Extracted records:
━━━━━━━━━━━━━━━━━━━━━━━━━━━━━━

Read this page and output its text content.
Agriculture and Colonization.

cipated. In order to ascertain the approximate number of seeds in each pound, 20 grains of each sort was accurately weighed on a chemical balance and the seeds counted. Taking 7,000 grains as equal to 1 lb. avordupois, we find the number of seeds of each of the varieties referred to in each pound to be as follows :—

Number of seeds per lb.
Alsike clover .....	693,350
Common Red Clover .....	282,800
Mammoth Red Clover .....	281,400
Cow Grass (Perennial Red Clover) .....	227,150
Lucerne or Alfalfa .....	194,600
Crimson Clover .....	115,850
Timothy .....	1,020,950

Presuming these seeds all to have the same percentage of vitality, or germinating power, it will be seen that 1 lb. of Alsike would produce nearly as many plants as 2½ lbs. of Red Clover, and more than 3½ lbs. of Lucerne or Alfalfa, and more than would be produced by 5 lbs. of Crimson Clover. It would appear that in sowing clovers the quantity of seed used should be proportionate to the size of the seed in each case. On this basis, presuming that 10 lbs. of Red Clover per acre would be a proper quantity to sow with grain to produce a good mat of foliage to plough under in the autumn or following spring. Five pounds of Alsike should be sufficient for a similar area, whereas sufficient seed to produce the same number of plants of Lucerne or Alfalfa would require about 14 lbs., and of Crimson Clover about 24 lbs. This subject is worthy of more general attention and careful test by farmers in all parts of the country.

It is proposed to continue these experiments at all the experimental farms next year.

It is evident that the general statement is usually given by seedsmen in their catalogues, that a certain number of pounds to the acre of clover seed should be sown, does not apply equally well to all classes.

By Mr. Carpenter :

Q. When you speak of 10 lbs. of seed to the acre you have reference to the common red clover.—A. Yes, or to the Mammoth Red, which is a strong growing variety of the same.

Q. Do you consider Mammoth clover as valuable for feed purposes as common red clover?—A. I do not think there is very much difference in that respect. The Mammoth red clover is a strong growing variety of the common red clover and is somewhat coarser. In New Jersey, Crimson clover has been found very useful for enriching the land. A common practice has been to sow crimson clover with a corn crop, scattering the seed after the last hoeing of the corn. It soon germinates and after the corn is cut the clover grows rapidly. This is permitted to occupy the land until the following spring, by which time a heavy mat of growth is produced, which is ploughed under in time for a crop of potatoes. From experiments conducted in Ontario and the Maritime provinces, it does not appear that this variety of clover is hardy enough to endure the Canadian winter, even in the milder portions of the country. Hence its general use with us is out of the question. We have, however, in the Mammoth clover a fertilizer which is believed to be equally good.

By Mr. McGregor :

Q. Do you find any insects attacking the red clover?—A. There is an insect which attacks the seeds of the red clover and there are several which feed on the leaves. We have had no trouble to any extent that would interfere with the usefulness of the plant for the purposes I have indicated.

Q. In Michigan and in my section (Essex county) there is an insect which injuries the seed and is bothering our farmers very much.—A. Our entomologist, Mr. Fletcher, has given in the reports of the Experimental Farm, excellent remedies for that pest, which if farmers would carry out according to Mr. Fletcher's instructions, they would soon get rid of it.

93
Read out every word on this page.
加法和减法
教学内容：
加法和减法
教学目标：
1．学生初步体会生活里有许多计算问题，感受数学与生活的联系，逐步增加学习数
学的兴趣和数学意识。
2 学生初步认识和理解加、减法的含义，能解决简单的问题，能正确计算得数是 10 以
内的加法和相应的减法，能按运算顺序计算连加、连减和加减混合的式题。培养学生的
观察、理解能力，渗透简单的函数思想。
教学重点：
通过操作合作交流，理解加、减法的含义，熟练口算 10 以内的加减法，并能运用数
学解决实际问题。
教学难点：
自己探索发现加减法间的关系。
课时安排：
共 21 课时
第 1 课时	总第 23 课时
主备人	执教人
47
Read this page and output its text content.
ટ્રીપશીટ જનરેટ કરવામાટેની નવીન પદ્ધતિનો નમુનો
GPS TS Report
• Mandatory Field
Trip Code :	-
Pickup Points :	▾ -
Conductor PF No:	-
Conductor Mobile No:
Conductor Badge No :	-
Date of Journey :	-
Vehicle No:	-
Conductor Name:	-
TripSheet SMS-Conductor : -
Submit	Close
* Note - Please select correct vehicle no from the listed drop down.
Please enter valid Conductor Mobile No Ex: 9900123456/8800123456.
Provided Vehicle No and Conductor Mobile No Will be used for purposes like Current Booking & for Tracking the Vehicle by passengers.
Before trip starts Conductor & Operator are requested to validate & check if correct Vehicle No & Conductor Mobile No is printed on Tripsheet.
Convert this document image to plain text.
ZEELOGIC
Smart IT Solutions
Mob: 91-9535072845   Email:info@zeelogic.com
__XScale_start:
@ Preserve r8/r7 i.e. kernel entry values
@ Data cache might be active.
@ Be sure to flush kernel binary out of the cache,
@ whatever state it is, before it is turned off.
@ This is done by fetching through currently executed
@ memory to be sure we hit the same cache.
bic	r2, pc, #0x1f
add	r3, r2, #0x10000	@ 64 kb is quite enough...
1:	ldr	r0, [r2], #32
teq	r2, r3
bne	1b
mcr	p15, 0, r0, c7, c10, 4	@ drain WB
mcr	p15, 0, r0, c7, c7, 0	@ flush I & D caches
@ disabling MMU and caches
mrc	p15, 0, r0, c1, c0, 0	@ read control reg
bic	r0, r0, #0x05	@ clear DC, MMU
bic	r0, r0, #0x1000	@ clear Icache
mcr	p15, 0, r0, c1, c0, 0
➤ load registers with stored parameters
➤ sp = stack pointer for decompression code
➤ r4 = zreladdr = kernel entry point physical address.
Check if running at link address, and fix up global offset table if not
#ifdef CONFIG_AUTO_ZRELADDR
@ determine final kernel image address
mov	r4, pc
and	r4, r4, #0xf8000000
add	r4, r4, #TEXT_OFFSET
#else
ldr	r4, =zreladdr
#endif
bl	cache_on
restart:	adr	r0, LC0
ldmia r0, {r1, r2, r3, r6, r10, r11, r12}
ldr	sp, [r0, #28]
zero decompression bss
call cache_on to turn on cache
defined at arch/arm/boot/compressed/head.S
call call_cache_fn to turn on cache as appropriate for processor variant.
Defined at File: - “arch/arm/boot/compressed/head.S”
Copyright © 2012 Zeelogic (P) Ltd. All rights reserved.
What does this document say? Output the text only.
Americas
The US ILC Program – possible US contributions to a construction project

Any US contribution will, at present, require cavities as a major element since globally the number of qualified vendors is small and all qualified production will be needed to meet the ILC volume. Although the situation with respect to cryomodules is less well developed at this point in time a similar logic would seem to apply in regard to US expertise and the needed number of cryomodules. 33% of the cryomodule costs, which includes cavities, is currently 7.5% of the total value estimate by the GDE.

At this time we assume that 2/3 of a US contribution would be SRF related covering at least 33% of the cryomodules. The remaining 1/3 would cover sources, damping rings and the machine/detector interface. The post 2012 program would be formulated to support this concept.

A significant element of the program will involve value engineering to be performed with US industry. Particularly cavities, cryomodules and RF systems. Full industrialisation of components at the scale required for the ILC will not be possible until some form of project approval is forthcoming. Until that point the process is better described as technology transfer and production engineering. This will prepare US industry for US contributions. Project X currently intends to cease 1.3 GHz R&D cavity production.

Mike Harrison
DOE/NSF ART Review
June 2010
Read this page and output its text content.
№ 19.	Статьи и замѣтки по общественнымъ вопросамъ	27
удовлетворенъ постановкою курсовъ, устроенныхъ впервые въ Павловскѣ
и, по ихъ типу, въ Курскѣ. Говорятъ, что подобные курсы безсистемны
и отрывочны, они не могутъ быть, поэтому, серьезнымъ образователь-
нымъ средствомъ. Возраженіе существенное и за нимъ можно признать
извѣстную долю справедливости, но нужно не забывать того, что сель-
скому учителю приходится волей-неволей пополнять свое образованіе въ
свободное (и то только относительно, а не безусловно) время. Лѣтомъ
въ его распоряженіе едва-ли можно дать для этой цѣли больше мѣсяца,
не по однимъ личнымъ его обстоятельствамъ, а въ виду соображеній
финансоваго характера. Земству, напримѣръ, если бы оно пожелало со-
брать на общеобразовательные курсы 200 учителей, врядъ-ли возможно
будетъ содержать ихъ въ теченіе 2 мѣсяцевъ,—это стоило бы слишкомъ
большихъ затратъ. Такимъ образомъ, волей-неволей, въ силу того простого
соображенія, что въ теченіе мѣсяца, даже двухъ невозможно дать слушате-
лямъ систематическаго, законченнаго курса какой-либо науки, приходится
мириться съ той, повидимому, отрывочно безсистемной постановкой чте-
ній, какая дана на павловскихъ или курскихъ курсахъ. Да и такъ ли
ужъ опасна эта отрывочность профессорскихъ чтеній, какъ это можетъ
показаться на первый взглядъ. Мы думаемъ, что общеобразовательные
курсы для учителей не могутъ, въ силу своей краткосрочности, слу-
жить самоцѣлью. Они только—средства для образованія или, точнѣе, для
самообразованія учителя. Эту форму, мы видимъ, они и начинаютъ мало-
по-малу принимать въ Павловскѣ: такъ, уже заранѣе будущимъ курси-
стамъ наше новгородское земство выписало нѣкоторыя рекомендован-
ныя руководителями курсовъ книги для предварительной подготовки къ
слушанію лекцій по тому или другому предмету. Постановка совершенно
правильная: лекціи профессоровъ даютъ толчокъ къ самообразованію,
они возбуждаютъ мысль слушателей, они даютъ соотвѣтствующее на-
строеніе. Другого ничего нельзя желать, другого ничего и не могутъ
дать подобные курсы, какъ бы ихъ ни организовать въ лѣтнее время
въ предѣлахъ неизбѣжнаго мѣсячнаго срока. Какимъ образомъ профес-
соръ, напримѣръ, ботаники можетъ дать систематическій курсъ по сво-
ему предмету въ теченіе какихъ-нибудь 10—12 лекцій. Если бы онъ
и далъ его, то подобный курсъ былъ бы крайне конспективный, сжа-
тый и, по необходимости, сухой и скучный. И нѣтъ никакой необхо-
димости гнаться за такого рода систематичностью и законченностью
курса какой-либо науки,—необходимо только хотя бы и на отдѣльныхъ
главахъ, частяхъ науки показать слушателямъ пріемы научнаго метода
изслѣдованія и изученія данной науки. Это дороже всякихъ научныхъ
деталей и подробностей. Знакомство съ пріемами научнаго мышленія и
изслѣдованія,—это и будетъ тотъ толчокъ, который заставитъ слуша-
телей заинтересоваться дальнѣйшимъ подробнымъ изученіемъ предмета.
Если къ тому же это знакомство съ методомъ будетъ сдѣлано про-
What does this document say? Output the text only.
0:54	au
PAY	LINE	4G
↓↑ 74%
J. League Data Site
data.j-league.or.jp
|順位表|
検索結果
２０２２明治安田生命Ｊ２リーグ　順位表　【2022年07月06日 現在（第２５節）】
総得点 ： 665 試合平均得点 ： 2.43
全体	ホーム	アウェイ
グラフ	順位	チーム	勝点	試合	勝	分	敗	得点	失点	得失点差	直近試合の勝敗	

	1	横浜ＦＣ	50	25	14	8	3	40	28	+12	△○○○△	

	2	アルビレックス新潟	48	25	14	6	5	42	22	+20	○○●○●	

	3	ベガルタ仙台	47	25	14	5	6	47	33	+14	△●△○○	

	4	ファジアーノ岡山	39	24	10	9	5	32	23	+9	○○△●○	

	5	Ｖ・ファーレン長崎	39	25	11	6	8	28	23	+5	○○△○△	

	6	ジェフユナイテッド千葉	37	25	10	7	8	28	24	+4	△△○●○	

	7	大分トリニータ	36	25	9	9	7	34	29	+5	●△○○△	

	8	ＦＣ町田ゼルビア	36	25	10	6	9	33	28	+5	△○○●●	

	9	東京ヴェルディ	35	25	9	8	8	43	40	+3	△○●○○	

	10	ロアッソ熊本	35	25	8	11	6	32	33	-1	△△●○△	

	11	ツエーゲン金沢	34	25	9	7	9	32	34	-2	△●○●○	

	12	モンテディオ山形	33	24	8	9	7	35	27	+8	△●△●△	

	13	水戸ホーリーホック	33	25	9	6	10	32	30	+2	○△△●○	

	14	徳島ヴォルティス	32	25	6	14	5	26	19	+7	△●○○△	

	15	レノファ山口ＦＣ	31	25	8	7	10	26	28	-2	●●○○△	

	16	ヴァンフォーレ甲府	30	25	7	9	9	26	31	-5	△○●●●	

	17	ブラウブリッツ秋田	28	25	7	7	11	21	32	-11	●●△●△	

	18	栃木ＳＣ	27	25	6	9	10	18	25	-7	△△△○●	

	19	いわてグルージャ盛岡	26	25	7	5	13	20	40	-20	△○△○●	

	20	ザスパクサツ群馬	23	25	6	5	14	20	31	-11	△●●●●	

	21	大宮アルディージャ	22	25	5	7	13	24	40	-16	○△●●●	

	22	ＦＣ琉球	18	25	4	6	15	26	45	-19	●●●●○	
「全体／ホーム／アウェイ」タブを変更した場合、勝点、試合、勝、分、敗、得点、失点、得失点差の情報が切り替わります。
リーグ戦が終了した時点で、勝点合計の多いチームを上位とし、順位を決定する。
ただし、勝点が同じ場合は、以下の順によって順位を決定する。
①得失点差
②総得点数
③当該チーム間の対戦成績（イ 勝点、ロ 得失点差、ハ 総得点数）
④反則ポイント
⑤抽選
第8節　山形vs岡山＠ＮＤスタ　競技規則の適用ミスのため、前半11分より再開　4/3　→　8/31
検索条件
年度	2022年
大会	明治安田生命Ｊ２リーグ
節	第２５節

━━━━━━━━━━━━━━━━━━━━━━━━━━━━━━

Instructions for the task: Count the lines in the records above that contain the word "волей", and give only that number.

Finished answer: 2